• [PROBLEM TO SOLVE]: Among the entries below, count the lines where the string "pattern" occurs, and give only the number.

··· MATERIAL FOR THIS EXERCISE

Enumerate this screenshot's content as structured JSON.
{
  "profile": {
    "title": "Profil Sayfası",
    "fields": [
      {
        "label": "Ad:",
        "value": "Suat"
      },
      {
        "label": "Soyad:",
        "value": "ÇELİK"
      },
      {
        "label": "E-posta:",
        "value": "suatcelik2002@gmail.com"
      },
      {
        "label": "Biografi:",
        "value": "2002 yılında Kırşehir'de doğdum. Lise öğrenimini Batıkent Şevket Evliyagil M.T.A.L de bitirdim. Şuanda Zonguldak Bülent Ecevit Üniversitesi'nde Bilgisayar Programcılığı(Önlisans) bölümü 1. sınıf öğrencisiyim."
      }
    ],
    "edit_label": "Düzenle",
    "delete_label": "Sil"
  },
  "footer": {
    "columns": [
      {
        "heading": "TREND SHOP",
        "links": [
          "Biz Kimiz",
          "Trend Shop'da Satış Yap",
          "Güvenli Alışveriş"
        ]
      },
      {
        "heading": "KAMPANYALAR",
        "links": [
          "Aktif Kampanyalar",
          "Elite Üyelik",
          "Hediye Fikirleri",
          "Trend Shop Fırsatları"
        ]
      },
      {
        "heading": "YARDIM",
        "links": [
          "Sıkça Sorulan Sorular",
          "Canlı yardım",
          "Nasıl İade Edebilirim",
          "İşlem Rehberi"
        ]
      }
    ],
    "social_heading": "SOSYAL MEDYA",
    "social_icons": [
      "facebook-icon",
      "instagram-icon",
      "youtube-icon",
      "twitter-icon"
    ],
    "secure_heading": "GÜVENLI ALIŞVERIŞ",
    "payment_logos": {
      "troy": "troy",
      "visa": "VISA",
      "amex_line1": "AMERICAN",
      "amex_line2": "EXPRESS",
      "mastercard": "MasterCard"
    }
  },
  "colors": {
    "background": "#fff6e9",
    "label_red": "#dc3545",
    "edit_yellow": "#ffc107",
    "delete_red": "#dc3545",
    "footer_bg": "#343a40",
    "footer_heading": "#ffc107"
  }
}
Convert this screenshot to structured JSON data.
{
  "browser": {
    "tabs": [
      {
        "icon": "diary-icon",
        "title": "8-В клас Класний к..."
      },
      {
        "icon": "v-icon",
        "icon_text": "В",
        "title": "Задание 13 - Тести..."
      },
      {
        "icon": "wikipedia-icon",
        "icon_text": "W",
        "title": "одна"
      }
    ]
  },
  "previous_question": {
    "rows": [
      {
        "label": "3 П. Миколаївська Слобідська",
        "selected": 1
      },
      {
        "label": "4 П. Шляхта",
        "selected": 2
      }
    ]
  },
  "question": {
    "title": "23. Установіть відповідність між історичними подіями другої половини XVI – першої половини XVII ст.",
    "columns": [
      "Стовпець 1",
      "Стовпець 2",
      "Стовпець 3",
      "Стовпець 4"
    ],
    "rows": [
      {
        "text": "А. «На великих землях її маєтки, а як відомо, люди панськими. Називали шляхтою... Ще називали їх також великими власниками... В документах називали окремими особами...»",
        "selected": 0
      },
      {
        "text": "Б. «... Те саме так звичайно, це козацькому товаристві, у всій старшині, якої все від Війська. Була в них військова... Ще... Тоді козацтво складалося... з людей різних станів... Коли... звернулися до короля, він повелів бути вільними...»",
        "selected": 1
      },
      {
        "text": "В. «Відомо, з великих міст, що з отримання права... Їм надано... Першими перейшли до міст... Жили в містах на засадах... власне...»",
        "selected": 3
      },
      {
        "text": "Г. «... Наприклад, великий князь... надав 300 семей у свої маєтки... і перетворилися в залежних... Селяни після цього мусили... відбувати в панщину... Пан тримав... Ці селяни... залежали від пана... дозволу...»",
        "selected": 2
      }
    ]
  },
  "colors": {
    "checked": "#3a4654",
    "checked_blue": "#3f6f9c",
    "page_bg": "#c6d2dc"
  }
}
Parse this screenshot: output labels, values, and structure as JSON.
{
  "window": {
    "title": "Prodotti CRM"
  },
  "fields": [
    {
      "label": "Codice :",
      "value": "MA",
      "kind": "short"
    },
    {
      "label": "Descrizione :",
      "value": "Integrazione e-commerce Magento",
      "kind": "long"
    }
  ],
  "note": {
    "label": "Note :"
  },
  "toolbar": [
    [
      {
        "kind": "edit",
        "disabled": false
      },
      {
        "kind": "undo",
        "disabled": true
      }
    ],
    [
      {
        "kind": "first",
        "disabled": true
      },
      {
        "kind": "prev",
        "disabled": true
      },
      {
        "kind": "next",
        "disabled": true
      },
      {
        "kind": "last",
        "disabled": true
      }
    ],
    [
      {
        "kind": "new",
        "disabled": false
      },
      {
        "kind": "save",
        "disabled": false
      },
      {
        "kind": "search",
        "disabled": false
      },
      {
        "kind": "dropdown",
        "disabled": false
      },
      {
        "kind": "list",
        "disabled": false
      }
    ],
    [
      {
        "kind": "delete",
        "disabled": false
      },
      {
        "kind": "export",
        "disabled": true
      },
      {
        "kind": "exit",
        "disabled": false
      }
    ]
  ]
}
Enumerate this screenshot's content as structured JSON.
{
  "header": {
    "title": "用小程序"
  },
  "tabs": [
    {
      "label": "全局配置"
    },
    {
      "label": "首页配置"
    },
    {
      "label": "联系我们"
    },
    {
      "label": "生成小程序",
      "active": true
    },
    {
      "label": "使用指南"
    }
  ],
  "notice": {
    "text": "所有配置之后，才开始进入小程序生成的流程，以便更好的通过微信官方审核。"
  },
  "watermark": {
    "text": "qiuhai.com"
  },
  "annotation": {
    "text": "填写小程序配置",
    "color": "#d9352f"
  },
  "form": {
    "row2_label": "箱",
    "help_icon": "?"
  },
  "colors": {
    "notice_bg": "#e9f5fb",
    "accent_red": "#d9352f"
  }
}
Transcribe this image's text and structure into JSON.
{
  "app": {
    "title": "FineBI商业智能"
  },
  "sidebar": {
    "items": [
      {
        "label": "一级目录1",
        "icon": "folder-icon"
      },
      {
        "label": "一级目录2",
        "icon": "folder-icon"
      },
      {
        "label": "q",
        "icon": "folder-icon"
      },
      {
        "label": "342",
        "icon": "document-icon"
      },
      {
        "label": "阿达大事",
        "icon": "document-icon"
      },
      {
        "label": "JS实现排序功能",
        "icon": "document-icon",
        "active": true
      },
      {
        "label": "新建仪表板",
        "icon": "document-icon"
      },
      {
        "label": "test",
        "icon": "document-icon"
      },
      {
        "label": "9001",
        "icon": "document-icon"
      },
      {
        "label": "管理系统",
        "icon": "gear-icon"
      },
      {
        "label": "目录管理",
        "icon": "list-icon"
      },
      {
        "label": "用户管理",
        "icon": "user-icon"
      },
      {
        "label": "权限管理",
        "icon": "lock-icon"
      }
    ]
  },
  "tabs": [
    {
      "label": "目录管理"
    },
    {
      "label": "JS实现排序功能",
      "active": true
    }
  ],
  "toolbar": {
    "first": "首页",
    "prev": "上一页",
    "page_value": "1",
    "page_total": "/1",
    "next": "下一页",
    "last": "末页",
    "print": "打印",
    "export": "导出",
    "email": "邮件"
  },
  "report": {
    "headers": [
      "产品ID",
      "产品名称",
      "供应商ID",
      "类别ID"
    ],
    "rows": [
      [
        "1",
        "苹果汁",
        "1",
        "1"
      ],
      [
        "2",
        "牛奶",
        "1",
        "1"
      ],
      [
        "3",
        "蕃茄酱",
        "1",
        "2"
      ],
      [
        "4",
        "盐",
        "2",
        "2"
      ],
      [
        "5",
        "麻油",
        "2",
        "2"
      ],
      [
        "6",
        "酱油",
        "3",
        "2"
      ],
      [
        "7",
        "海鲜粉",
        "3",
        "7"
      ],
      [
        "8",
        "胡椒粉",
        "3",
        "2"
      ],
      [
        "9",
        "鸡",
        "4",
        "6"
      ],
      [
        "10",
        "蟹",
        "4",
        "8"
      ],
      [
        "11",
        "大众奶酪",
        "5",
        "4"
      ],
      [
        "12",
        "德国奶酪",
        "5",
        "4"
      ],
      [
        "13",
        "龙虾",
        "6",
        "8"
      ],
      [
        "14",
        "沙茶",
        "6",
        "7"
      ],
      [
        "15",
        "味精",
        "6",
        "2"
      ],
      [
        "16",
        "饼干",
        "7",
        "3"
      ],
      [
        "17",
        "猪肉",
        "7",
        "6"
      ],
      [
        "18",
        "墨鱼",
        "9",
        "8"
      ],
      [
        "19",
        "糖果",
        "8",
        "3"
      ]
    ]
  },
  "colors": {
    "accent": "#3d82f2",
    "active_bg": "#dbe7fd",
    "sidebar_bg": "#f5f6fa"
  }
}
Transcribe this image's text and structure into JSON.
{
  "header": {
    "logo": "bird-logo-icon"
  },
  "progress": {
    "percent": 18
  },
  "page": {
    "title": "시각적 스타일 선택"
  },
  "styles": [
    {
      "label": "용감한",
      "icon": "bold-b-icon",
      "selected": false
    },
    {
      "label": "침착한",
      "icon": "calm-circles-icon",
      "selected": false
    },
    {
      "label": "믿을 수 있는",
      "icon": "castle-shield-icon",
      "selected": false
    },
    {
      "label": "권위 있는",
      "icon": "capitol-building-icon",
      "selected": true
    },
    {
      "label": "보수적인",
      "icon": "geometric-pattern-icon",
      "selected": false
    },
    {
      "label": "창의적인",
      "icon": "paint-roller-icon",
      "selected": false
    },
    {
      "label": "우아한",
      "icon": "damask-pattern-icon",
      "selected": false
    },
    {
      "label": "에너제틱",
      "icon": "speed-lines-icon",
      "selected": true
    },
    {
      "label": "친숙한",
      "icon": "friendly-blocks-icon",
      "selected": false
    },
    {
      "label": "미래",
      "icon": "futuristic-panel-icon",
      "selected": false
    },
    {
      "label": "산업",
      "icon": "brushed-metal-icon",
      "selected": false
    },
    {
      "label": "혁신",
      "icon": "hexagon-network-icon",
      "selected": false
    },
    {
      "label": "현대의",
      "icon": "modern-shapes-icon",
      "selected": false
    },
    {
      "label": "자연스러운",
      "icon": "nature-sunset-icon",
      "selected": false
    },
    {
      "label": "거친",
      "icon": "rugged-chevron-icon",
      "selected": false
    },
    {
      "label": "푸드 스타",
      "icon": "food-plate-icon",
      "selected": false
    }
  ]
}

······

• [TASK RESULT]: 2